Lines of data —
..............................
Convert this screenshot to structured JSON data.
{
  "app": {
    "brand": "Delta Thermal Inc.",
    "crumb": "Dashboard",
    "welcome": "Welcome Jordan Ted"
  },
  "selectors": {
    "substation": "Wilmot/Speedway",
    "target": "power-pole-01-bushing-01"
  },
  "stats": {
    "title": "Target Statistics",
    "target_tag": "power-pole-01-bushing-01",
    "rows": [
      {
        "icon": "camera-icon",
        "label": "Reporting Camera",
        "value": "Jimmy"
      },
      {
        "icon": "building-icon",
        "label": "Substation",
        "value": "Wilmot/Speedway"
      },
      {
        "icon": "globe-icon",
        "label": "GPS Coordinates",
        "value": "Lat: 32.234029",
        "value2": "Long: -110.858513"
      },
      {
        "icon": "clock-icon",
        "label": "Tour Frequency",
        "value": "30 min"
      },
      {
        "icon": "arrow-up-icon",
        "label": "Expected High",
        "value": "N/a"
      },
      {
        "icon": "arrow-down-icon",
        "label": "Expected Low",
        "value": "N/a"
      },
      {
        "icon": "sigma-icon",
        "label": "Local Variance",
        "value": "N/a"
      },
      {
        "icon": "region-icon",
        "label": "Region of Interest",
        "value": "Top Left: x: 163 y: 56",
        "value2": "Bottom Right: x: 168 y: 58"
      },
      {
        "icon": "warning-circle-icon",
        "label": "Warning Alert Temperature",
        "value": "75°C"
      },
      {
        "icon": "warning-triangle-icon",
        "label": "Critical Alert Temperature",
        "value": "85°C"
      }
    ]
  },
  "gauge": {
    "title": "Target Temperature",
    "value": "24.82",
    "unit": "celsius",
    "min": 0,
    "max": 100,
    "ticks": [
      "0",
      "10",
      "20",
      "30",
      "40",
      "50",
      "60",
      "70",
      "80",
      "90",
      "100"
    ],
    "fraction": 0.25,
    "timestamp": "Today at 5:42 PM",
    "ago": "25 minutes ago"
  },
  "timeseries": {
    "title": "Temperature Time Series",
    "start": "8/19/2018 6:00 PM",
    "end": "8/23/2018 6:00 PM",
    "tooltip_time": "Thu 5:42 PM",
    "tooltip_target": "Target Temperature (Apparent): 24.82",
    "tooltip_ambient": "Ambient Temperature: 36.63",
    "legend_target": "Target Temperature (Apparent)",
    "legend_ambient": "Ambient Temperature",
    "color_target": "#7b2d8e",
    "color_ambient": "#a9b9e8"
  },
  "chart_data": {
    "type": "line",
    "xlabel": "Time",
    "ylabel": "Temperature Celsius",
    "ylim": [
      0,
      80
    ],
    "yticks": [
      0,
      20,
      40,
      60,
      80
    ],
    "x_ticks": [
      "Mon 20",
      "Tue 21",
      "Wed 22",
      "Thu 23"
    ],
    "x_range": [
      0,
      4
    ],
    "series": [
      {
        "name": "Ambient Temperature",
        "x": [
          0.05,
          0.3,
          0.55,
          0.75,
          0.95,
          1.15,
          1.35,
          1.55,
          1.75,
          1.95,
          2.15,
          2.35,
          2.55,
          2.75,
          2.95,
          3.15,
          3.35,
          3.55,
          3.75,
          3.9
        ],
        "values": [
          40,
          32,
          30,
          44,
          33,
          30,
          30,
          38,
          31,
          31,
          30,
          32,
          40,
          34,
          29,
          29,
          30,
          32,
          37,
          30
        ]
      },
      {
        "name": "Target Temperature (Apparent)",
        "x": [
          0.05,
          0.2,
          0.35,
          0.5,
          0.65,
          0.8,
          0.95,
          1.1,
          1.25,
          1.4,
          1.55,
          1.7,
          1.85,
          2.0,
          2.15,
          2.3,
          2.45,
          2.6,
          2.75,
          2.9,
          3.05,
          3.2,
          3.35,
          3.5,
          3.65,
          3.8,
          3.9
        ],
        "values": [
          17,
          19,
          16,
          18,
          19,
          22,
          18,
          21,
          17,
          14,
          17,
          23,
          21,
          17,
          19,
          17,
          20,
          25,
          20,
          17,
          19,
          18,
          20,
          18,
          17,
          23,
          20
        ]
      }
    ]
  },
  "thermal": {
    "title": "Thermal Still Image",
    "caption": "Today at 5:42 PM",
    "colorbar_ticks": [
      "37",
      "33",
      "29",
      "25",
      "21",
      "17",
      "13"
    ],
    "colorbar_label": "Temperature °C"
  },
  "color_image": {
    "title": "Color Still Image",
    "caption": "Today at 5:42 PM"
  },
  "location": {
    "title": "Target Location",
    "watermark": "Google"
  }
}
..............................
Requirements — Copy each line of the records above that carries the word "title".

Expected answer —
    "title": "Target Statistics",
    "title": "Target Temperature",
    "title": "Temperature Time Series",
    "title": "Thermal Still Image",
    "title": "Color Still Image",
    "title": "Target Location",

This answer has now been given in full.